===== SUPPLIED MATERIAL =====

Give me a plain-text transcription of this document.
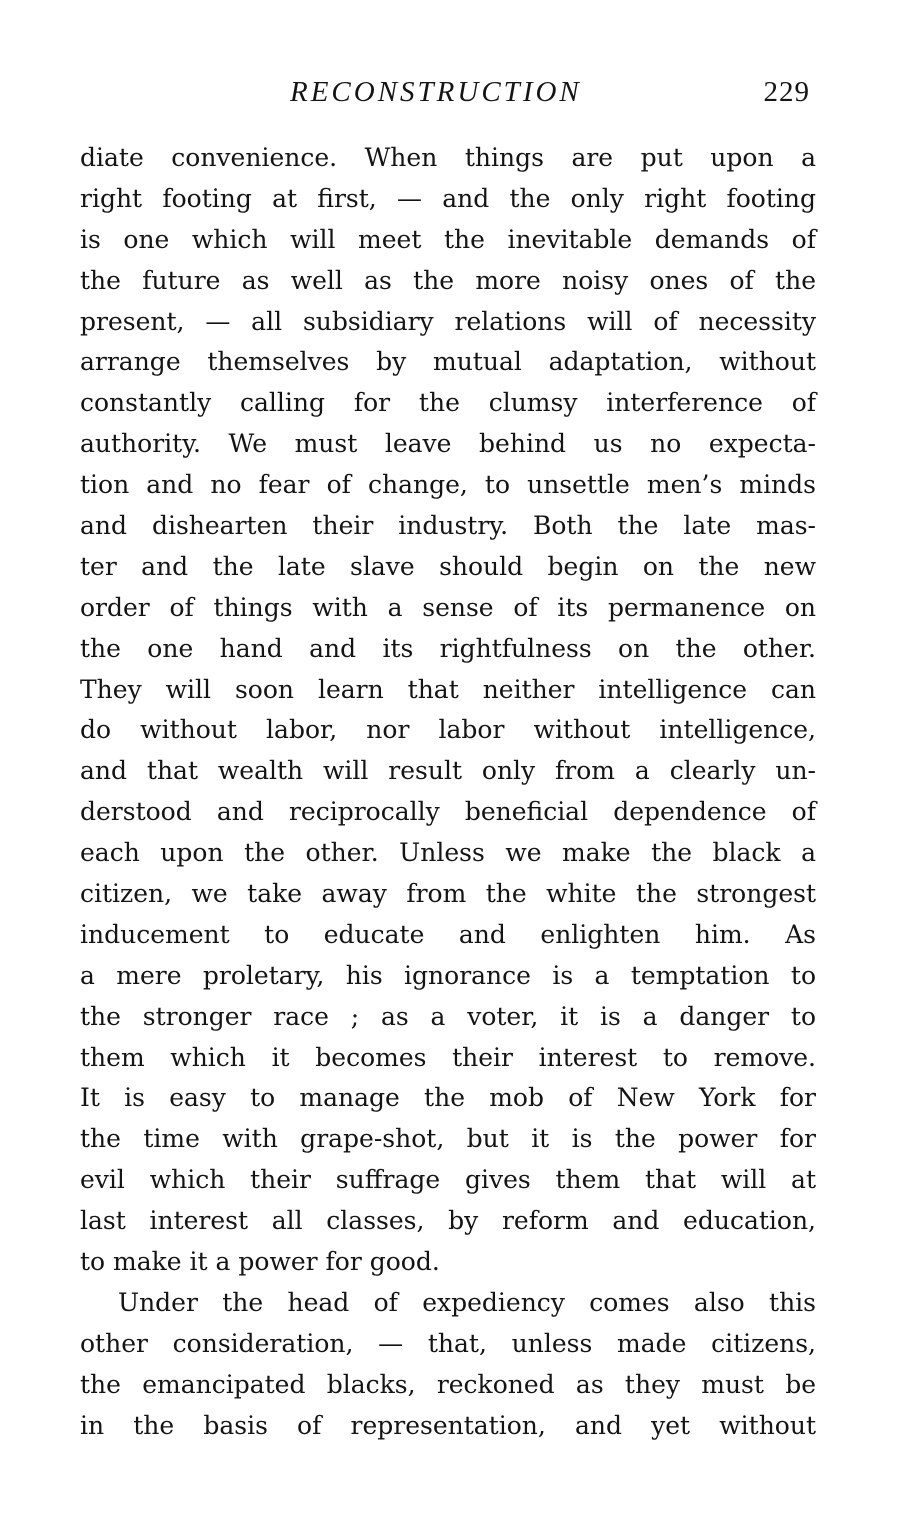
RECONSTRUCTION	229
diate convenience. When things are put upon a
right footing at first, — and the only right footing
is one which will meet the inevitable demands of
the future as well as the more noisy ones of the
present, — all subsidiary relations will of necessity
arrange themselves by mutual adaptation, without
constantly calling for the clumsy interference of
authority. We must leave behind us no expecta-
tion and no fear of change, to unsettle men’s minds
and dishearten their industry. Both the late mas-
ter and the late slave should begin on the new
order of things with a sense of its permanence on
the one hand and its rightfulness on the other.
They will soon learn that neither intelligence can
do without labor, nor labor without intelligence,
and that wealth will result only from a clearly un-
derstood and reciprocally beneficial dependence of
each upon the other. Unless we make the black a
citizen, we take away from the white the strongest
inducement to educate and enlighten him. As
a mere proletary, his ignorance is a temptation to
the stronger race ; as a voter, it is a danger to
them which it becomes their interest to remove.
It is easy to manage the mob of New York for
the time with grape-shot, but it is the power for
evil which their suffrage gives them that will at
last interest all classes, by reform and education,
to make it a power for good.
Under the head of expediency comes also this
other consideration, — that, unless made citizens,
the emancipated blacks, reckoned as they must be
in the basis of representation, and yet without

=====

*REQUEST*.
Exactly how many lines of the material contain the word "intelligence"? Write the number alone.

*CORRECT OUTPUT*.
2